Task description = Scan the data below and pick out the lines containing the word "Proof".

Supplied entries =
++++++++++++++++++++

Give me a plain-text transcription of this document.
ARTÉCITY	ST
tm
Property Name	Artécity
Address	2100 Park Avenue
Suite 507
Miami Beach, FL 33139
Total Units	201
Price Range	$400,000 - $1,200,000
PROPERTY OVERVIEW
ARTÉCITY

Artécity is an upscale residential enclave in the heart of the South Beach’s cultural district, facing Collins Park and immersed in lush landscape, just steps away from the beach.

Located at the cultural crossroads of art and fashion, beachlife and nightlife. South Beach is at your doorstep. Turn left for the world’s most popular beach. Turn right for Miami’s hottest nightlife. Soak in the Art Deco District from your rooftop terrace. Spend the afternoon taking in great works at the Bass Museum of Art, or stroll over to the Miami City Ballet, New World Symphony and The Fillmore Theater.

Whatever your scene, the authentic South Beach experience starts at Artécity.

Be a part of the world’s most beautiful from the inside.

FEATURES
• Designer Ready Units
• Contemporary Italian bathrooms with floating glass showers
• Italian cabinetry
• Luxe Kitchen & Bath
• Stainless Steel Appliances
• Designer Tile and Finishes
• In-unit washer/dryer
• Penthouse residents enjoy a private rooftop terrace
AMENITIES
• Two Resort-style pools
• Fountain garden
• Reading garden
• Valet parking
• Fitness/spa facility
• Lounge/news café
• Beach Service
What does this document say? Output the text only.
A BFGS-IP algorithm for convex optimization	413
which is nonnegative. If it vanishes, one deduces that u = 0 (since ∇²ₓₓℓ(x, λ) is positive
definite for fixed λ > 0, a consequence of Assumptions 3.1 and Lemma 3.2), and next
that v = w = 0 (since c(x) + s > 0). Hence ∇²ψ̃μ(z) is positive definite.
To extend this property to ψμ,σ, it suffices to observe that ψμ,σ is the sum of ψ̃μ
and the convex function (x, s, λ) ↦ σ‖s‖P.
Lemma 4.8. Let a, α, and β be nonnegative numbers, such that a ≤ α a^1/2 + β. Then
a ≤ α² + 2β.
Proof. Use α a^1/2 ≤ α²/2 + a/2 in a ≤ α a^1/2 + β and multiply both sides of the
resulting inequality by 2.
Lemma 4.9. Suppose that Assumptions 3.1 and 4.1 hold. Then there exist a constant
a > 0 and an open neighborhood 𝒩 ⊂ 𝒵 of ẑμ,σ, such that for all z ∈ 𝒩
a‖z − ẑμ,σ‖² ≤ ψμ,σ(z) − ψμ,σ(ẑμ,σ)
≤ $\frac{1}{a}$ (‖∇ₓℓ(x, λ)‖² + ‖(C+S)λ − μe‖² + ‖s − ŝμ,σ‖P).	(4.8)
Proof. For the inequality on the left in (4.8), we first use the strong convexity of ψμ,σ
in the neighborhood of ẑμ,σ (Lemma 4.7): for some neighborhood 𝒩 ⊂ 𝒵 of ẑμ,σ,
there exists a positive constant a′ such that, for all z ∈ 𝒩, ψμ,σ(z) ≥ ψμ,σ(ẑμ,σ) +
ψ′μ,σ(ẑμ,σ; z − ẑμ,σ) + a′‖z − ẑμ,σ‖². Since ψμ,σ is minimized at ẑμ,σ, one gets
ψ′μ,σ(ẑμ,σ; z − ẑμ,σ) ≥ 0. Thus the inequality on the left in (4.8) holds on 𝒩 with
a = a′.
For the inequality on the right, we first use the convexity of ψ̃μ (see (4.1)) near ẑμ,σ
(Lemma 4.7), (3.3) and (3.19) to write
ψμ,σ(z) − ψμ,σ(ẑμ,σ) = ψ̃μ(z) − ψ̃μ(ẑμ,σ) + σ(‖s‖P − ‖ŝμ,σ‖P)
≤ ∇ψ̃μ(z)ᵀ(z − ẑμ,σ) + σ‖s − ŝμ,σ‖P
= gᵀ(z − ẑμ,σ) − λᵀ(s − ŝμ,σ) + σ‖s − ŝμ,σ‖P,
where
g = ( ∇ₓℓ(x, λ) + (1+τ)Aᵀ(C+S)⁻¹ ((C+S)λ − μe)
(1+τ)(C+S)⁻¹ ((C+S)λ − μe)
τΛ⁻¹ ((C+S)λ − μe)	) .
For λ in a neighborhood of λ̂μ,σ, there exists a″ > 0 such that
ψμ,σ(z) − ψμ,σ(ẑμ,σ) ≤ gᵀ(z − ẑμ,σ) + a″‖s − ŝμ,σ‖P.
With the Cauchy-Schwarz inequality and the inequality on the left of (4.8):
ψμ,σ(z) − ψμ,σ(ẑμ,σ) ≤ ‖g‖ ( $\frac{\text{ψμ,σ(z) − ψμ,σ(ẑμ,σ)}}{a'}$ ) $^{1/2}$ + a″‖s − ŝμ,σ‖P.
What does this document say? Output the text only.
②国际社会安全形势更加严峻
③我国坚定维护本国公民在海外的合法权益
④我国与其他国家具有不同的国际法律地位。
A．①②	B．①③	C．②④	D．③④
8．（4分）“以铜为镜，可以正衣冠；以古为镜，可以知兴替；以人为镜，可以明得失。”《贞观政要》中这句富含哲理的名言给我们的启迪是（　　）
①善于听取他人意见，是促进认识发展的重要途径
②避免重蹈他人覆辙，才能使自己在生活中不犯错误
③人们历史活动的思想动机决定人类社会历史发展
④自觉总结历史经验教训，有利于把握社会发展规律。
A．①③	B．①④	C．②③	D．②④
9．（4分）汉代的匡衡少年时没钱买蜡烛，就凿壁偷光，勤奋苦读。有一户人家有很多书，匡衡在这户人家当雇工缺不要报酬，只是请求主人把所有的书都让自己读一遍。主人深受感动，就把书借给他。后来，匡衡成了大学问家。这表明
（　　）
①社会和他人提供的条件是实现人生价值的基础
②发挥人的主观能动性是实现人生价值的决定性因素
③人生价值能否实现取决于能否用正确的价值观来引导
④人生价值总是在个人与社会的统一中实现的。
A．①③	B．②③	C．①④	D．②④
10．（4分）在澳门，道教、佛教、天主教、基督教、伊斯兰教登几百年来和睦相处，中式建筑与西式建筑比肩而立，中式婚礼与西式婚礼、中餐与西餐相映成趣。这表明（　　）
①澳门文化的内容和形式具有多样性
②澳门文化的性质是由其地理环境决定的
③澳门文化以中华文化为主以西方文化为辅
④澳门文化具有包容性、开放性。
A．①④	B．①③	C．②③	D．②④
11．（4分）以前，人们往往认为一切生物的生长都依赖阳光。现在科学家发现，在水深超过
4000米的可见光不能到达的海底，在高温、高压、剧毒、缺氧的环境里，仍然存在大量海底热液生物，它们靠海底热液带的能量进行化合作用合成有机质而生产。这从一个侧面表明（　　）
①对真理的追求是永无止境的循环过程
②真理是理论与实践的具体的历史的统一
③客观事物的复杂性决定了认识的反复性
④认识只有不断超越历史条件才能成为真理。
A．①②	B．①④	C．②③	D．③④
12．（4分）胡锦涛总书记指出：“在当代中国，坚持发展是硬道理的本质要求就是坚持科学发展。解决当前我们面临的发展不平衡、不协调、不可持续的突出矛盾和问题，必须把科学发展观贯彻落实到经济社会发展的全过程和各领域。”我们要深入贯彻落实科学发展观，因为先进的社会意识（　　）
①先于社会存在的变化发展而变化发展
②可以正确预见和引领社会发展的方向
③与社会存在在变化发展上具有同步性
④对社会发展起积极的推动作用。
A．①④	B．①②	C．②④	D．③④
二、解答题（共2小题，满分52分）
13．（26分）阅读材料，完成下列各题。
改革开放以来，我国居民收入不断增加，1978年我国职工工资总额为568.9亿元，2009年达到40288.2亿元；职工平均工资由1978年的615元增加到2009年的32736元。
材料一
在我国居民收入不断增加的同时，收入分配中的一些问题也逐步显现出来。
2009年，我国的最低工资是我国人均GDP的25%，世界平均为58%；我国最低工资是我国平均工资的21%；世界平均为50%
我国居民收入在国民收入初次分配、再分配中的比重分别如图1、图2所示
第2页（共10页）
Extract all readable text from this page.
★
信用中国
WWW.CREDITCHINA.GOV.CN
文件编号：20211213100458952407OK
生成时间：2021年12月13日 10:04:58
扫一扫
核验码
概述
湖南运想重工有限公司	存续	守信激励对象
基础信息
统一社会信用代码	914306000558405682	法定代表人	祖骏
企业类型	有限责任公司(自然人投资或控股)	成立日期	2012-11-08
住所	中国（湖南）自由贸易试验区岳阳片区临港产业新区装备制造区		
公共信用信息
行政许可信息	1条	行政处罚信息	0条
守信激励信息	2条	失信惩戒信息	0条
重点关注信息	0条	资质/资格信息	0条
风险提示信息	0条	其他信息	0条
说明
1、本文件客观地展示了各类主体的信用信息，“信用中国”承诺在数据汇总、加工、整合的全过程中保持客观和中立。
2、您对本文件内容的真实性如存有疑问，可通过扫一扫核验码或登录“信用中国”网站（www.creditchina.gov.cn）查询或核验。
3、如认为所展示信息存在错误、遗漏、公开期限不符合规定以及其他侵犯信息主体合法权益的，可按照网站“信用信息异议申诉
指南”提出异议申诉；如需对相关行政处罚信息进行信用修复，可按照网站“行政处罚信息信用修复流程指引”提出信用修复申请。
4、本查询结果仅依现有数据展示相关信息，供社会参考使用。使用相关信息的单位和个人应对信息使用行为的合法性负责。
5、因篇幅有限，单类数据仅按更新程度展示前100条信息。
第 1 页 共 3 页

++++++++++++++++++++

Correct answer =
Proof. Use α a^1/2 ≤ α²/2 + a/2 in a ≤ α a^1/2 + β and multiply both sides of the
Proof. For the inequality on the left in (4.8), we first use the strong convexity of ψμ,σ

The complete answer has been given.